-- Begin Stored rows --

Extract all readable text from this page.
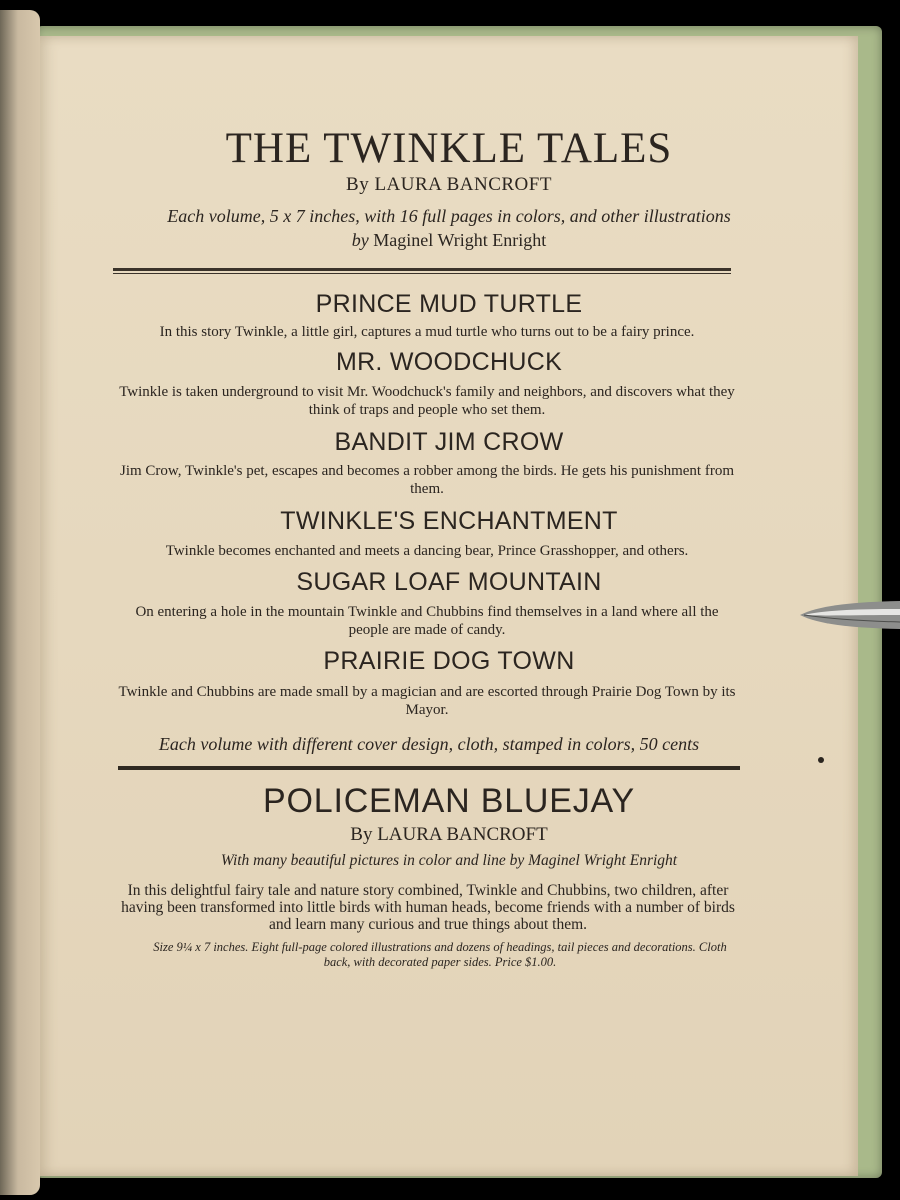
THE TWINKLE TALES
By LAURA BANCROFT
Each volume, 5 x 7 inches, with 16 full pages in colors, and other illustrations
by Maginel Wright Enright
PRINCE MUD TURTLE
In this story Twinkle, a little girl, captures a mud turtle who turns out to be a fairy prince.
MR. WOODCHUCK
Twinkle is taken underground to visit Mr. Woodchuck's family and neighbors, and discovers what they think of traps and people who set them.
BANDIT JIM CROW
Jim Crow, Twinkle's pet, escapes and becomes a robber among the birds. He gets his punishment from them.
TWINKLE'S ENCHANTMENT
Twinkle becomes enchanted and meets a dancing bear, Prince Grasshopper, and others.
SUGAR LOAF MOUNTAIN
On entering a hole in the mountain Twinkle and Chubbins find themselves in a land where all the people are made of candy.
PRAIRIE DOG TOWN
Twinkle and Chubbins are made small by a magician and are escorted through Prairie Dog Town by its Mayor.
Each volume with different cover design, cloth, stamped in colors, 50 cents
POLICEMAN BLUEJAY
By LAURA BANCROFT
With many beautiful pictures in color and line by Maginel Wright Enright
In this delightful fairy tale and nature story combined, Twinkle and Chubbins, two children, after having been transformed into little birds with human heads, become friends with a number of birds and learn many curious and true things about them.
Size 9¼ x 7 inches. Eight full-page colored illustrations and dozens of headings, tail pieces and decorations. Cloth back, with decorated paper sides. Price $1.00.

-- End Stored rows --

**Directions for this task**
Of the lines in the records, determine how many contain the word "becomes", and report that number alone.

**Answer to this problem**
2